== Stored records ==
════
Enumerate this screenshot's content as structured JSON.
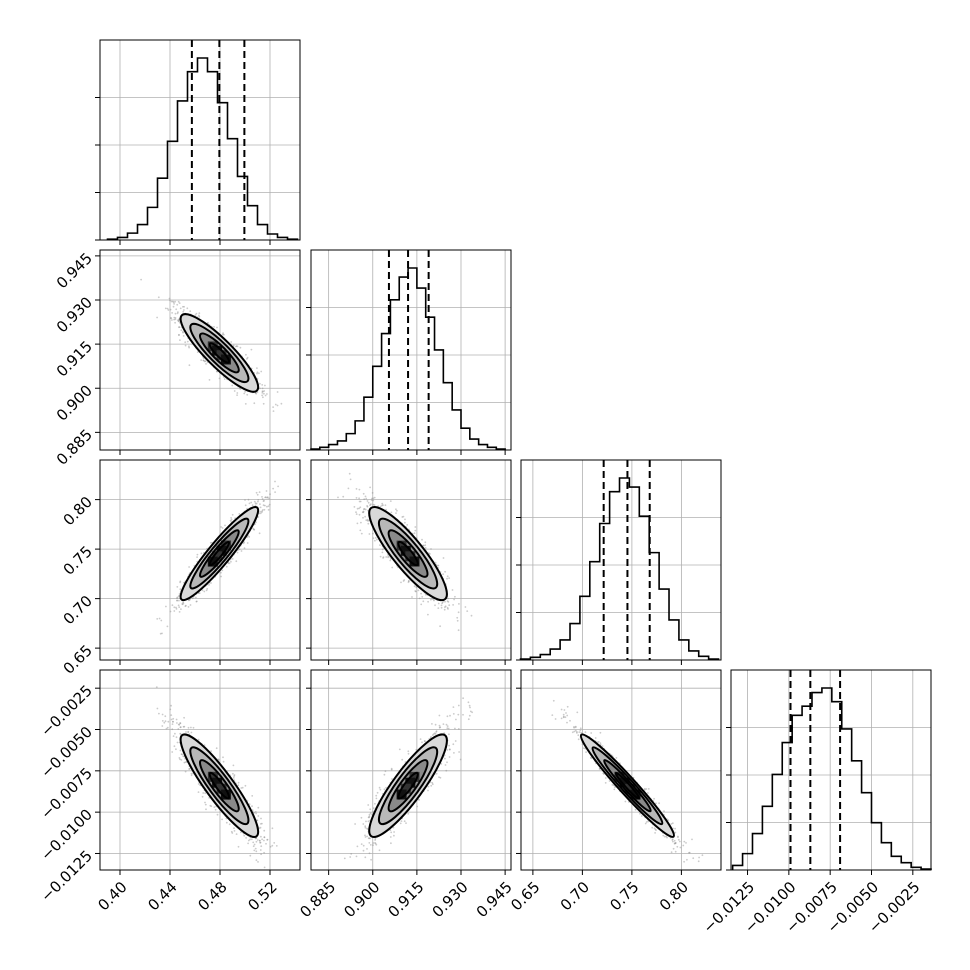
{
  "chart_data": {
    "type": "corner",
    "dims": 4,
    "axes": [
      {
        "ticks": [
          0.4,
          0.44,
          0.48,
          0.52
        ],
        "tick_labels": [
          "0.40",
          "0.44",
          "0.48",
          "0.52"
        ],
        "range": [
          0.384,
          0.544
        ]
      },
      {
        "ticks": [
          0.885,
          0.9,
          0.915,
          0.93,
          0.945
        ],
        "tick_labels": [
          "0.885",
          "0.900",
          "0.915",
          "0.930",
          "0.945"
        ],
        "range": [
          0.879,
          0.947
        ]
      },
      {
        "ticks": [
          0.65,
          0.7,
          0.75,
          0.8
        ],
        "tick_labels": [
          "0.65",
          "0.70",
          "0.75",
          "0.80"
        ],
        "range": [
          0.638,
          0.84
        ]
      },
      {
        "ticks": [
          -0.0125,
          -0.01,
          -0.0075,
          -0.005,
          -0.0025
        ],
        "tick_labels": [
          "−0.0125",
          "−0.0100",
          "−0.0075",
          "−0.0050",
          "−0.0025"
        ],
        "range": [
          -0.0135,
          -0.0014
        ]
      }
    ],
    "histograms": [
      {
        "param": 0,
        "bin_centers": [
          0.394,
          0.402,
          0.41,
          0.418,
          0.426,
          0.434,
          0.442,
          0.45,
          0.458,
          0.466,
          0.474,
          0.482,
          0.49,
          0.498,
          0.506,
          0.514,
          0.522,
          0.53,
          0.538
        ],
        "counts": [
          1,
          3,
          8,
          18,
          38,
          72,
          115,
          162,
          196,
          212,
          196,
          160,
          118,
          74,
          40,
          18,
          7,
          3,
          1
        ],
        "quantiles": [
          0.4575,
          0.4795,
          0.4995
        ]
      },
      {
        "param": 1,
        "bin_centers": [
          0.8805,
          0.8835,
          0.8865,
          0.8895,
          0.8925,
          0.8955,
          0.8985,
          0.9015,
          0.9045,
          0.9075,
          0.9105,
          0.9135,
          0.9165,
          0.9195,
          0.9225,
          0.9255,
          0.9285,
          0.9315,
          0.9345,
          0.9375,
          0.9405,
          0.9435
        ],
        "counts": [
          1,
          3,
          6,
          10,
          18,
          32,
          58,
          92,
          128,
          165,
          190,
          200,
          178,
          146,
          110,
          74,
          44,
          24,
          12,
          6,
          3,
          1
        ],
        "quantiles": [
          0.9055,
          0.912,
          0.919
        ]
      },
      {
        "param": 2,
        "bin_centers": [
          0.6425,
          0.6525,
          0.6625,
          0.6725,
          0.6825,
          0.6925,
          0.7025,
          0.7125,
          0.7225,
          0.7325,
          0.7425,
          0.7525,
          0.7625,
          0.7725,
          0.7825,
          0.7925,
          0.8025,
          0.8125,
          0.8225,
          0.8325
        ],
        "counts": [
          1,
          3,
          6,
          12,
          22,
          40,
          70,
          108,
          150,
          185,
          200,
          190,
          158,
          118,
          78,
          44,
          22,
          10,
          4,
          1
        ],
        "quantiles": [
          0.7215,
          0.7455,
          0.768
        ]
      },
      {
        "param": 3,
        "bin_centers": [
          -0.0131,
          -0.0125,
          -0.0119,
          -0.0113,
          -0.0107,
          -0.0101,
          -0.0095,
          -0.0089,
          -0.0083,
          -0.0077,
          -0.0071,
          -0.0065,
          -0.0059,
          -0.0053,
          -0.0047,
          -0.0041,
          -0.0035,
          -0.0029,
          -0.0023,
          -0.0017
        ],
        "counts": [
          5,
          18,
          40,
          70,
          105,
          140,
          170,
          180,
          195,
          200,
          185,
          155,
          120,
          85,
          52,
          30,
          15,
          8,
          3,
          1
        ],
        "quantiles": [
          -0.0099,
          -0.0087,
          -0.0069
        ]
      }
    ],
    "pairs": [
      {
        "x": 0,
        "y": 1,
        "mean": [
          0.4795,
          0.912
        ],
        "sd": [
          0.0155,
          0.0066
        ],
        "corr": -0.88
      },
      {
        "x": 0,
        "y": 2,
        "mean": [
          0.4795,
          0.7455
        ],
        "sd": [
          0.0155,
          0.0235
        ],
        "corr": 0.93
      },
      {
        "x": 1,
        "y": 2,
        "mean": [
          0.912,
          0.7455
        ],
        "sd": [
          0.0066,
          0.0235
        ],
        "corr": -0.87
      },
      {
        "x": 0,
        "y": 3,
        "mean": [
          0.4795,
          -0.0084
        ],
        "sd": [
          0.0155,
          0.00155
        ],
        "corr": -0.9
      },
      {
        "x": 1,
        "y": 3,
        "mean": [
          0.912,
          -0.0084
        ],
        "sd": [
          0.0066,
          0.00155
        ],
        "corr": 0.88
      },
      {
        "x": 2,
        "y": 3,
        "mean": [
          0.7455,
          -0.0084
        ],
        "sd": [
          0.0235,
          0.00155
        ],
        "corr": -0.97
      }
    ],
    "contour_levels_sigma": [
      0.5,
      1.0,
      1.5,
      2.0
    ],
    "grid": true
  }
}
════
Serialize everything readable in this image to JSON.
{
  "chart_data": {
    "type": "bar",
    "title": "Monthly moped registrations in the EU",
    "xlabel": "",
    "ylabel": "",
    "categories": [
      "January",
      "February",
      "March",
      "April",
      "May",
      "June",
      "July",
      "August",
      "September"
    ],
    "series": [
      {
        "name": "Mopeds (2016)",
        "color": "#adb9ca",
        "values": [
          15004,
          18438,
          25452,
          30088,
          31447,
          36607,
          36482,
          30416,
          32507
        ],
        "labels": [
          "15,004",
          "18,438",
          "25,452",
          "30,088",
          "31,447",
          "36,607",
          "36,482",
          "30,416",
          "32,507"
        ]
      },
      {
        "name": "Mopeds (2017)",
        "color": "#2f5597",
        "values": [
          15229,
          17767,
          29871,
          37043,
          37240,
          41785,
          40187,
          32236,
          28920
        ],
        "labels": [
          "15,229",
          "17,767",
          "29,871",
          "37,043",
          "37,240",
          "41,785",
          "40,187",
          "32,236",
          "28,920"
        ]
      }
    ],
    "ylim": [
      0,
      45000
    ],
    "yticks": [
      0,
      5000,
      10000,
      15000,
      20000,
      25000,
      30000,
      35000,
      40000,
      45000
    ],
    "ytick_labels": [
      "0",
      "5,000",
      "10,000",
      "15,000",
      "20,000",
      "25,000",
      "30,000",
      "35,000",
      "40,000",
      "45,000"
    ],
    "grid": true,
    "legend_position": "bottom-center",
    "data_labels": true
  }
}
════
Check every line for "true" and show the ones that have it.

    "grid": true
    "grid": true,
    "data_labels": true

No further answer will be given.